**The request:** Without the pictures, set down every line of the data exactly.

───── Data rows

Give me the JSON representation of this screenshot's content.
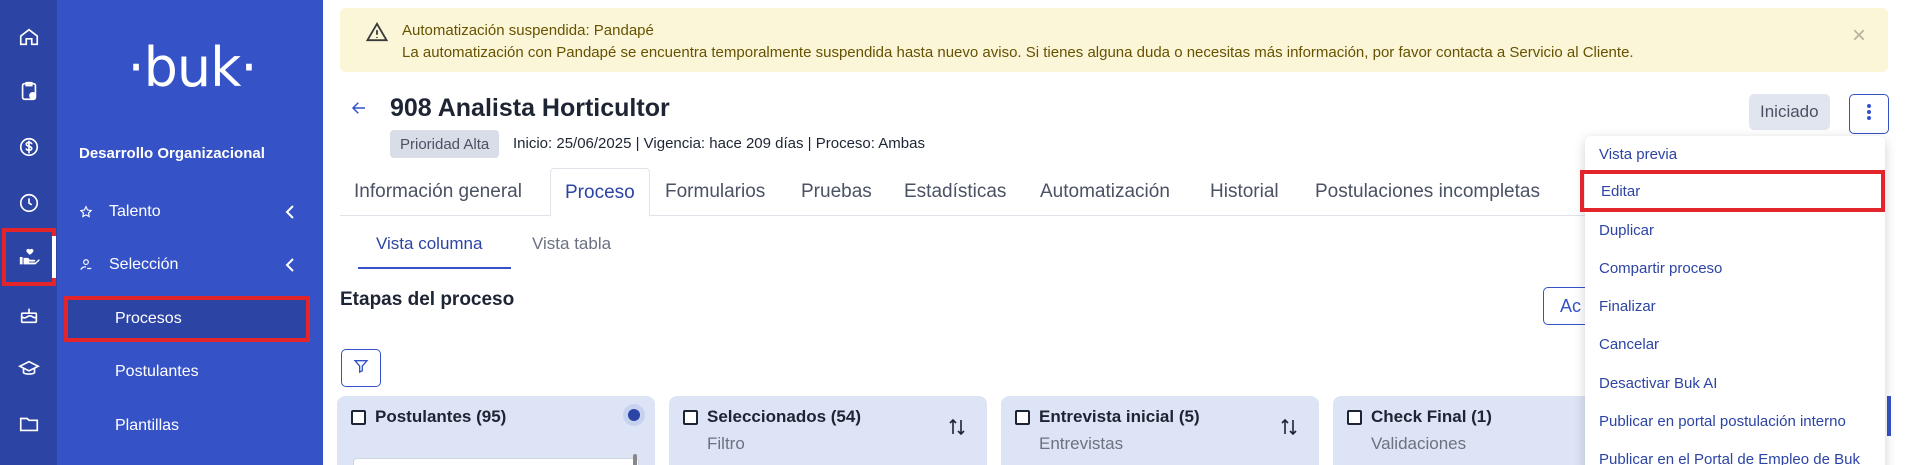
{
  "rail": {
    "icons": [
      "home-icon",
      "clipboard-icon",
      "dollar-icon",
      "clock-icon",
      "hand-heart-icon",
      "cake-icon",
      "graduation-cap-icon",
      "folder-icon"
    ]
  },
  "sidebar": {
    "logo": "·buk·",
    "section_title": "Desarrollo Organizacional",
    "items": [
      {
        "label": "Talento",
        "icon": "star-icon"
      },
      {
        "label": "Selección",
        "icon": "person-hand-icon"
      }
    ],
    "subitems": [
      {
        "label": "Procesos"
      },
      {
        "label": "Postulantes"
      },
      {
        "label": "Plantillas"
      }
    ]
  },
  "alert": {
    "title": "Automatización suspendida: Pandapé",
    "body": "La automatización con Pandapé se encuentra temporalmente suspendida hasta nuevo aviso. Si tienes alguna duda o necesitas más información, por favor contacta a Servicio al Cliente.",
    "close": "×"
  },
  "header": {
    "title": "908 Analista Horticultor",
    "priority": "Prioridad Alta",
    "meta": "Inicio: 25/06/2025  | Vigencia: hace 209 días  | Proceso: Ambas",
    "status": "Iniciado"
  },
  "tabs": [
    {
      "label": "Información general"
    },
    {
      "label": "Proceso"
    },
    {
      "label": "Formularios"
    },
    {
      "label": "Pruebas"
    },
    {
      "label": "Estadísticas"
    },
    {
      "label": "Automatización"
    },
    {
      "label": "Historial"
    },
    {
      "label": "Postulaciones incompletas"
    }
  ],
  "view_tabs": [
    {
      "label": "Vista columna"
    },
    {
      "label": "Vista tabla"
    }
  ],
  "section": {
    "title": "Etapas del proceso",
    "action_button": "Ac"
  },
  "columns": [
    {
      "title": "Postulantes (95)",
      "subtitle": ""
    },
    {
      "title": "Seleccionados (54)",
      "subtitle": "Filtro"
    },
    {
      "title": "Entrevista inicial (5)",
      "subtitle": "Entrevistas"
    },
    {
      "title": "Check Final (1)",
      "subtitle": "Validaciones"
    }
  ],
  "dropdown": {
    "items": [
      {
        "label": "Vista previa"
      },
      {
        "label": "Editar"
      },
      {
        "label": "Duplicar"
      },
      {
        "label": "Compartir proceso"
      },
      {
        "label": "Finalizar"
      },
      {
        "label": "Cancelar"
      },
      {
        "label": "Desactivar Buk AI"
      },
      {
        "label": "Publicar en portal postulación interno"
      },
      {
        "label": "Publicar en el Portal de Empleo de Buk"
      }
    ]
  },
  "colors": {
    "sidebar": "#3552c7",
    "rail": "#2c44a4",
    "accent": "#2c44a4",
    "highlight": "#e3242b",
    "alert_bg": "#fcf6d8"
  }
}
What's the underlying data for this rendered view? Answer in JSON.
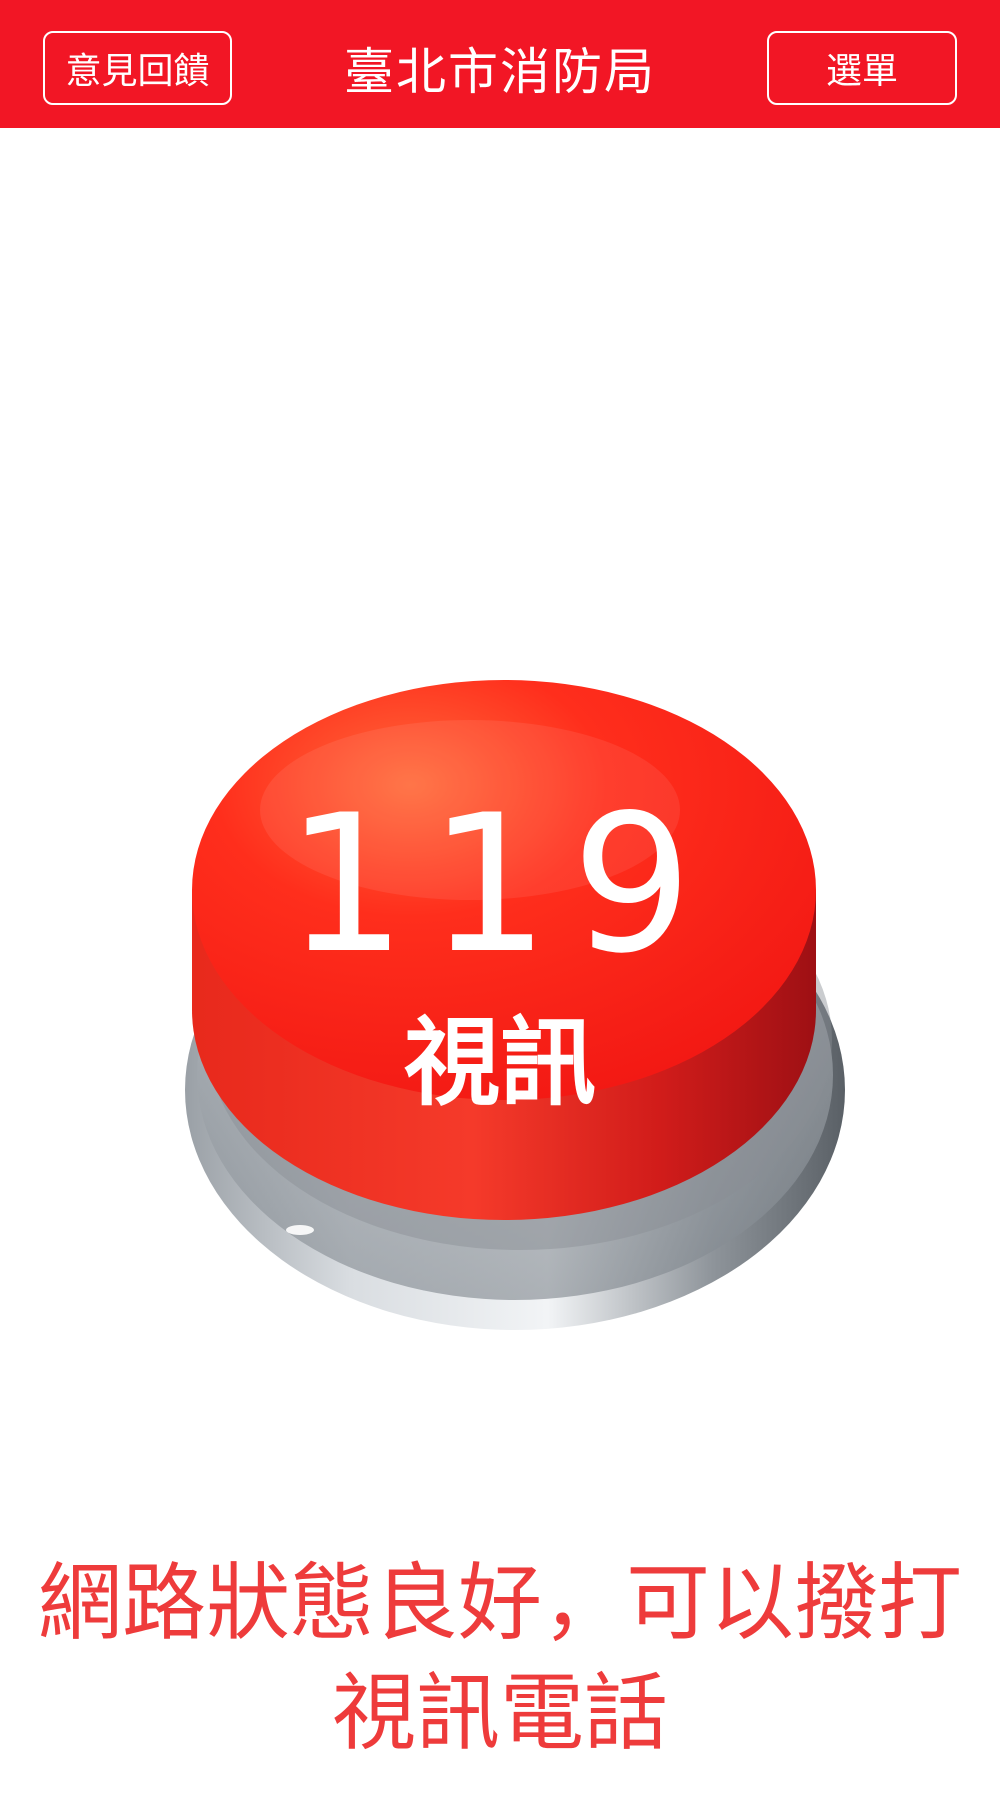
{
  "header": {
    "feedback_label": "意見回饋",
    "title": "臺北市消防局",
    "menu_label": "選單"
  },
  "call_button": {
    "number": "119",
    "label": "視訊"
  },
  "status_message": "網路狀態良好，可以撥打視訊電話",
  "colors": {
    "header_bg": "#f21625",
    "button_red": "#f02a1e",
    "status_text": "#ee3b3b"
  }
}
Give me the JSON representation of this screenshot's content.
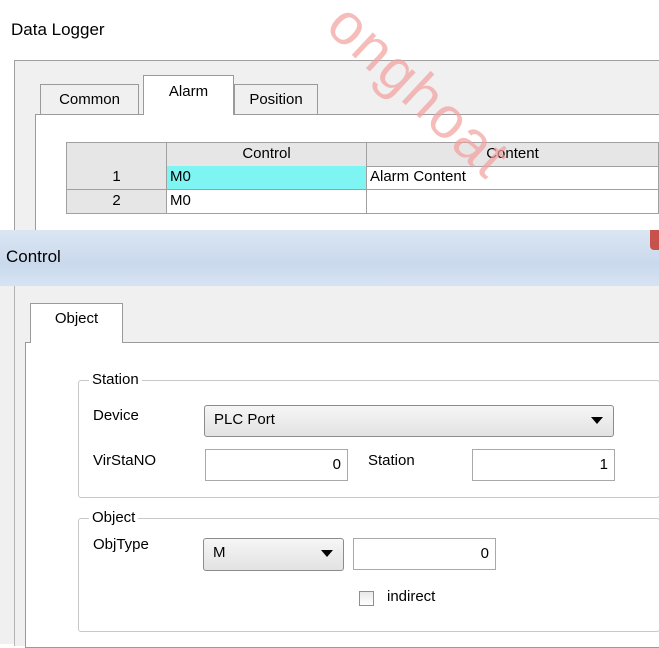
{
  "data_logger": {
    "title": "Data Logger",
    "tabs": [
      {
        "label": "Common"
      },
      {
        "label": "Alarm"
      },
      {
        "label": "Position"
      }
    ],
    "table": {
      "headers": [
        "",
        "Control",
        "Content"
      ],
      "rows": [
        {
          "index": "1",
          "control": "M0",
          "content": "Alarm Content"
        },
        {
          "index": "2",
          "control": "M0",
          "content": ""
        }
      ]
    }
  },
  "control_dialog": {
    "title": "Control",
    "tabs": [
      {
        "label": "Object"
      }
    ],
    "station_group": {
      "legend": "Station",
      "device_label": "Device",
      "device_value": "PLC Port",
      "virstano_label": "VirStaNO",
      "virstano_value": "0",
      "station_label": "Station",
      "station_value": "1"
    },
    "object_group": {
      "legend": "Object",
      "objtype_label": "ObjType",
      "objtype_value": "M",
      "address_value": "0",
      "indirect_label": "indirect",
      "indirect_checked": false
    }
  },
  "colors": {
    "selected_cell": "#7ff5f3",
    "watermark": "#f2a09e"
  }
}
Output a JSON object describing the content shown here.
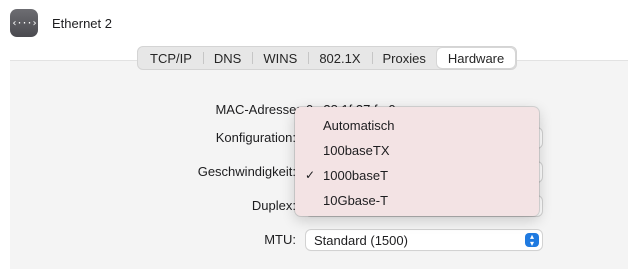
{
  "window": {
    "title": "Ethernet 2",
    "icon": "ethernet-icon",
    "icon_glyph": "‹···›"
  },
  "tabs": [
    {
      "label": "TCP/IP"
    },
    {
      "label": "DNS"
    },
    {
      "label": "WINS"
    },
    {
      "label": "802.1X"
    },
    {
      "label": "Proxies"
    },
    {
      "label": "Hardware",
      "active": true
    }
  ],
  "form": {
    "mac_label": "MAC-Adresse:",
    "mac_value": "0c:38:1f:37:fa:0c",
    "config_label": "Konfiguration:",
    "speed_label": "Geschwindigkeit:",
    "duplex_label": "Duplex:",
    "mtu_label": "MTU:",
    "mtu_value": "Standard (1500)"
  },
  "speed_menu": {
    "items": [
      {
        "label": "Automatisch",
        "checked": false
      },
      {
        "label": "100baseTX",
        "checked": false
      },
      {
        "label": "1000baseT",
        "checked": true
      },
      {
        "label": "10Gbase-T",
        "checked": false
      }
    ],
    "check_glyph": "✓"
  },
  "colors": {
    "accent": "#1f7ae0",
    "menu_background": "#f3e3e4",
    "panel_background": "#f4f4f4"
  }
}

──────────

**Output below:**
Give me the JSON representation of this screenshot's content.
{
  "rail": {
    "icons": [
      "home-icon",
      "clipboard-icon",
      "dollar-icon",
      "clock-icon",
      "hand-heart-icon",
      "cake-icon",
      "graduation-cap-icon",
      "folder-icon"
    ]
  },
  "sidebar": {
    "logo": "·buk·",
    "section_title": "Desarrollo Organizacional",
    "items": [
      {
        "label": "Talento",
        "icon": "star-icon"
      },
      {
        "label": "Selección",
        "icon": "person-hand-icon"
      }
    ],
    "subitems": [
      {
        "label": "Procesos"
      },
      {
        "label": "Postulantes"
      },
      {
        "label": "Plantillas"
      }
    ]
  },
  "alert": {
    "title": "Automatización suspendida: Pandapé",
    "body": "La automatización con Pandapé se encuentra temporalmente suspendida hasta nuevo aviso. Si tienes alguna duda o necesitas más información, por favor contacta a Servicio al Cliente.",
    "close": "×"
  },
  "header": {
    "title": "908 Analista Horticultor",
    "priority": "Prioridad Alta",
    "meta": "Inicio: 25/06/2025  | Vigencia: hace 209 días  | Proceso: Ambas",
    "status": "Iniciado"
  },
  "tabs": [
    {
      "label": "Información general"
    },
    {
      "label": "Proceso"
    },
    {
      "label": "Formularios"
    },
    {
      "label": "Pruebas"
    },
    {
      "label": "Estadísticas"
    },
    {
      "label": "Automatización"
    },
    {
      "label": "Historial"
    },
    {
      "label": "Postulaciones incompletas"
    }
  ],
  "view_tabs": [
    {
      "label": "Vista columna"
    },
    {
      "label": "Vista tabla"
    }
  ],
  "section": {
    "title": "Etapas del proceso",
    "action_button": "Ac"
  },
  "columns": [
    {
      "title": "Postulantes (95)",
      "subtitle": ""
    },
    {
      "title": "Seleccionados (54)",
      "subtitle": "Filtro"
    },
    {
      "title": "Entrevista inicial (5)",
      "subtitle": "Entrevistas"
    },
    {
      "title": "Check Final (1)",
      "subtitle": "Validaciones"
    }
  ],
  "dropdown": {
    "items": [
      {
        "label": "Vista previa"
      },
      {
        "label": "Editar"
      },
      {
        "label": "Duplicar"
      },
      {
        "label": "Compartir proceso"
      },
      {
        "label": "Finalizar"
      },
      {
        "label": "Cancelar"
      },
      {
        "label": "Desactivar Buk AI"
      },
      {
        "label": "Publicar en portal postulación interno"
      },
      {
        "label": "Publicar en el Portal de Empleo de Buk"
      }
    ]
  },
  "colors": {
    "sidebar": "#3552c7",
    "rail": "#2c44a4",
    "accent": "#2c44a4",
    "highlight": "#e3242b",
    "alert_bg": "#fcf6d8"
  }
}
What's the underlying data for this rendered view? Answer in JSON.
{
  "header": {
    "feedback_label": "意見回饋",
    "title": "臺北市消防局",
    "menu_label": "選單"
  },
  "call_button": {
    "number": "119",
    "label": "視訊"
  },
  "status_message": "網路狀態良好，可以撥打視訊電話",
  "colors": {
    "header_bg": "#f21625",
    "button_red": "#f02a1e",
    "status_text": "#ee3b3b"
  }
}
Give me the JSON representation of this screenshot's content.
{
  "data_logger": {
    "title": "Data Logger",
    "tabs": [
      {
        "label": "Common"
      },
      {
        "label": "Alarm"
      },
      {
        "label": "Position"
      }
    ],
    "table": {
      "headers": [
        "",
        "Control",
        "Content"
      ],
      "rows": [
        {
          "index": "1",
          "control": "M0",
          "content": "Alarm Content"
        },
        {
          "index": "2",
          "control": "M0",
          "content": ""
        }
      ]
    }
  },
  "control_dialog": {
    "title": "Control",
    "tabs": [
      {
        "label": "Object"
      }
    ],
    "station_group": {
      "legend": "Station",
      "device_label": "Device",
      "device_value": "PLC Port",
      "virstano_label": "VirStaNO",
      "virstano_value": "0",
      "station_label": "Station",
      "station_value": "1"
    },
    "object_group": {
      "legend": "Object",
      "objtype_label": "ObjType",
      "objtype_value": "M",
      "address_value": "0",
      "indirect_label": "indirect",
      "indirect_checked": false
    }
  },
  "colors": {
    "selected_cell": "#7ff5f3",
    "watermark": "#f2a09e"
  }
}
Output a JSON object describing the content shown here.
{
  "window": {
    "title": "Ethernet 2",
    "icon": "ethernet-icon",
    "icon_glyph": "‹···›"
  },
  "tabs": [
    {
      "label": "TCP/IP"
    },
    {
      "label": "DNS"
    },
    {
      "label": "WINS"
    },
    {
      "label": "802.1X"
    },
    {
      "label": "Proxies"
    },
    {
      "label": "Hardware",
      "active": true
    }
  ],
  "form": {
    "mac_label": "MAC-Adresse:",
    "mac_value": "0c:38:1f:37:fa:0c",
    "config_label": "Konfiguration:",
    "speed_label": "Geschwindigkeit:",
    "duplex_label": "Duplex:",
    "mtu_label": "MTU:",
    "mtu_value": "Standard (1500)"
  },
  "speed_menu": {
    "items": [
      {
        "label": "Automatisch",
        "checked": false
      },
      {
        "label": "100baseTX",
        "checked": false
      },
      {
        "label": "1000baseT",
        "checked": true
      },
      {
        "label": "10Gbase-T",
        "checked": false
      }
    ],
    "check_glyph": "✓"
  },
  "colors": {
    "accent": "#1f7ae0",
    "menu_background": "#f3e3e4",
    "panel_background": "#f4f4f4"
  }
}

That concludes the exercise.